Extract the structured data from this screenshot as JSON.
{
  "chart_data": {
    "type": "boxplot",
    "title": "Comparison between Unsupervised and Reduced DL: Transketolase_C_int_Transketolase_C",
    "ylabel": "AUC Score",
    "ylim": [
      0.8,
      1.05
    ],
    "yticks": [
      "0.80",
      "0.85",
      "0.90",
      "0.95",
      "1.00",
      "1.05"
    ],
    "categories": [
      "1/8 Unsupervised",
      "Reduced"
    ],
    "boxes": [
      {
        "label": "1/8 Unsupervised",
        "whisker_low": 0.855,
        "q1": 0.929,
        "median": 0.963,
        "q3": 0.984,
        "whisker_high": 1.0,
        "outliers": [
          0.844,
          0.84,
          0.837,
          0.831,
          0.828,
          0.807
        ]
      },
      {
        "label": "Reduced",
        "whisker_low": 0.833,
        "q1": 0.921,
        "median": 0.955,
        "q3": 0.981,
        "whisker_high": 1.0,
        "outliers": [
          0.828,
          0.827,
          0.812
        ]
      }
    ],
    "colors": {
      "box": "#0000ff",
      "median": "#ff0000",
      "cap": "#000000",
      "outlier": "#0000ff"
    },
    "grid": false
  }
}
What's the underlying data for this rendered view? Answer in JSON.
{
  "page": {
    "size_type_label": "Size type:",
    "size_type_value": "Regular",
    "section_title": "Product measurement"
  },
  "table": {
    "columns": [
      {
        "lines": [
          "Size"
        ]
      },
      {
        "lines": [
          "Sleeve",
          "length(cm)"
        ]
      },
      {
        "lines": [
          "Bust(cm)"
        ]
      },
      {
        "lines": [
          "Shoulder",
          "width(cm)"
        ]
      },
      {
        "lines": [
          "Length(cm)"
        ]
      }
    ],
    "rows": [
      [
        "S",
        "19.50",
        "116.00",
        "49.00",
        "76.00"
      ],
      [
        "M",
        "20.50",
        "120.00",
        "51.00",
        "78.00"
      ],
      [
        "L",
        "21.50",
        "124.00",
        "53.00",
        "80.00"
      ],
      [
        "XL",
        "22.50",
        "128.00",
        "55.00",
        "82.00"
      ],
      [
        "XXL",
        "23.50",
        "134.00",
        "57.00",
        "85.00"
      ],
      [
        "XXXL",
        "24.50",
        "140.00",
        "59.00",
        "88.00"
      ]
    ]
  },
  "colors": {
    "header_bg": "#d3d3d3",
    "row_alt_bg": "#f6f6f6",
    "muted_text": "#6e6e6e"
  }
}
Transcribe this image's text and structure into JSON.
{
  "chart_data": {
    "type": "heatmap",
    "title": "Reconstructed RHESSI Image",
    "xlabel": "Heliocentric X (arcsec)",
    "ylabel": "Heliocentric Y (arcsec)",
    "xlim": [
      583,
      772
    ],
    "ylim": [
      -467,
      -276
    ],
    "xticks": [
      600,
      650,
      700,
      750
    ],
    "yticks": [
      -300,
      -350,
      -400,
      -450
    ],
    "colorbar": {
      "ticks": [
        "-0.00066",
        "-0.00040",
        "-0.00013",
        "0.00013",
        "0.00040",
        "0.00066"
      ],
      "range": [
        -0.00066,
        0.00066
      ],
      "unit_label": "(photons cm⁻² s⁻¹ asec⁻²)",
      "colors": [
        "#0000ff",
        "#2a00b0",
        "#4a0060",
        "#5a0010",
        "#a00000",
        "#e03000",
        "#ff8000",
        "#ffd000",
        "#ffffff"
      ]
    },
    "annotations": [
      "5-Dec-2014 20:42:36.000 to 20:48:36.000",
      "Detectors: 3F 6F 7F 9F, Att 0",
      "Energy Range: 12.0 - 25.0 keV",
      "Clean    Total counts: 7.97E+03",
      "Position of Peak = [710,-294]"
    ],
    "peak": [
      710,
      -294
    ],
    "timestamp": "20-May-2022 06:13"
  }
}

+ + + +

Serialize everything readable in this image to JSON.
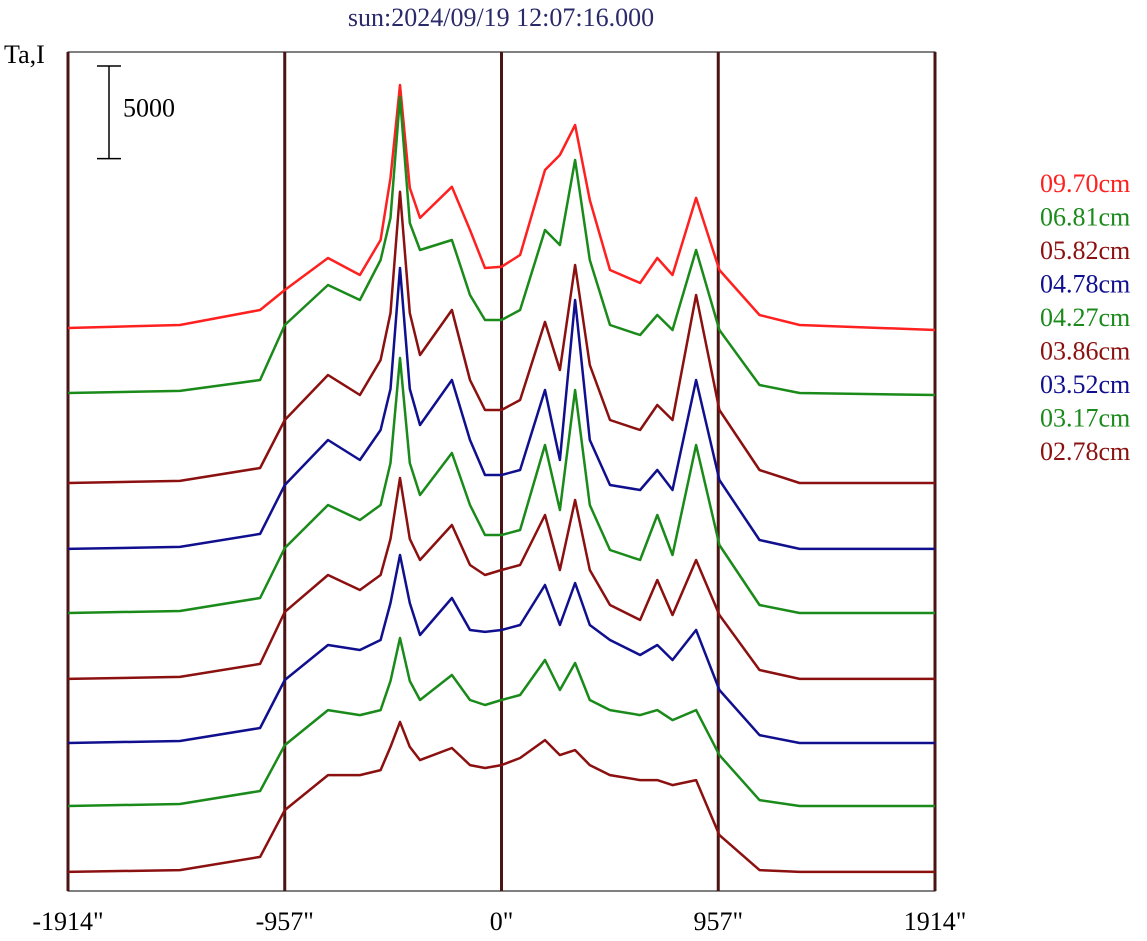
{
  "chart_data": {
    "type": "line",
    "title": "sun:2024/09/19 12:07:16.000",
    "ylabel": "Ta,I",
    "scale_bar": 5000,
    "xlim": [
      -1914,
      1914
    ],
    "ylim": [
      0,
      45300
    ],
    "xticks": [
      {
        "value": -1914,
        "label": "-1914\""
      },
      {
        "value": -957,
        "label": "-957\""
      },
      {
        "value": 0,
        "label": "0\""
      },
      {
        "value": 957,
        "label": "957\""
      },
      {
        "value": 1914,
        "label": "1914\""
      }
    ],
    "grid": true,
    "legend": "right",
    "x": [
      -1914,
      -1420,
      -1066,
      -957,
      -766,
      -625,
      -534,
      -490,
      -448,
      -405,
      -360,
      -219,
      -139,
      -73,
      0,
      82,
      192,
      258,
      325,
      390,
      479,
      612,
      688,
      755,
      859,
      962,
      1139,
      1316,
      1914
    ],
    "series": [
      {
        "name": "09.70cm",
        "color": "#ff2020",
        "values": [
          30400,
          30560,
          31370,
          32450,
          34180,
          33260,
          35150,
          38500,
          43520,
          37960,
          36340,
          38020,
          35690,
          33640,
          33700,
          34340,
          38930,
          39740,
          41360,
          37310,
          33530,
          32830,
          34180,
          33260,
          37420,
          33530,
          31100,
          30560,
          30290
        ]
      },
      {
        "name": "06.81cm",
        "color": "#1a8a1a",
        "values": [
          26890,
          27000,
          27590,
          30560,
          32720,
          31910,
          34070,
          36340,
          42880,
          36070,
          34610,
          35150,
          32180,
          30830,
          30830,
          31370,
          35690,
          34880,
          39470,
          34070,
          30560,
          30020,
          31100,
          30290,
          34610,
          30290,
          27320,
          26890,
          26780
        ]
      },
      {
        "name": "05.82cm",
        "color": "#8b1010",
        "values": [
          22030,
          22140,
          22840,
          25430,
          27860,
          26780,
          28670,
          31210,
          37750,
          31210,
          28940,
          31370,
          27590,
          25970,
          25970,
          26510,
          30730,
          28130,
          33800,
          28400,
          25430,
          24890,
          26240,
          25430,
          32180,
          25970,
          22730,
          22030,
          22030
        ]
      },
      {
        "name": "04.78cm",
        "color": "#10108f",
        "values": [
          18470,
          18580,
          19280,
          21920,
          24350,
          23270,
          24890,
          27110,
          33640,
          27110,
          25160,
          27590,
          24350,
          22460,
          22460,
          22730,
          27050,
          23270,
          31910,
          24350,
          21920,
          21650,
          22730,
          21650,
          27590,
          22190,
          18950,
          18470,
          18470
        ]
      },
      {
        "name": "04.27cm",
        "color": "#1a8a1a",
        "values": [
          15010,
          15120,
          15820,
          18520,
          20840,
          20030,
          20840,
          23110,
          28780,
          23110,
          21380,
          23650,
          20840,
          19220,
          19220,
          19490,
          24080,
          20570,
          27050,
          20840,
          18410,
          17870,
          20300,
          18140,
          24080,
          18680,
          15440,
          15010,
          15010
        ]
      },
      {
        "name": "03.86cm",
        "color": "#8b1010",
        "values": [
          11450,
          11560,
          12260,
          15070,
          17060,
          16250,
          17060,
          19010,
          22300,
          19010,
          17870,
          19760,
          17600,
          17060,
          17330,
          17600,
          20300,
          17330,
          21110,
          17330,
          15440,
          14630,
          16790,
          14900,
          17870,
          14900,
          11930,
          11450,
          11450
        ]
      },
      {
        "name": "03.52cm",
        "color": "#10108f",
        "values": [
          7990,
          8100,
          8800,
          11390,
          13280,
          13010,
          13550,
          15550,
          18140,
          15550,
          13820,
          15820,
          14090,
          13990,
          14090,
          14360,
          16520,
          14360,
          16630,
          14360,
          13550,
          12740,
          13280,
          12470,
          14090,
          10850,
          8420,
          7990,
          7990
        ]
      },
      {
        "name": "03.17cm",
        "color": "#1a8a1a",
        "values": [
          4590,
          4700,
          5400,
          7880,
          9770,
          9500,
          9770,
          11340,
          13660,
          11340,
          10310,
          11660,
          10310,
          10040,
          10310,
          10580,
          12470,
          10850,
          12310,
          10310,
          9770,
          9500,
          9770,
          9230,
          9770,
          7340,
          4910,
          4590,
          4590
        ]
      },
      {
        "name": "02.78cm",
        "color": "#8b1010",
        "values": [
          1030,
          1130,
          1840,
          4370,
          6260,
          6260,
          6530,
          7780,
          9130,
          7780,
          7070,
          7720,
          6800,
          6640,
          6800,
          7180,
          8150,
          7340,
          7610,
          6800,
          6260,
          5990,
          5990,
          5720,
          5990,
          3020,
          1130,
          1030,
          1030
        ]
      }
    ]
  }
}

+ + + +

## Your instructions
In the records above, find each line with the word "Reduced" and copy it.

## Reply
    "title": "Comparison between Unsupervised and Reduced DL: Transketolase_C_int_Transketolase_C",
      "Reduced"
        "label": "Reduced",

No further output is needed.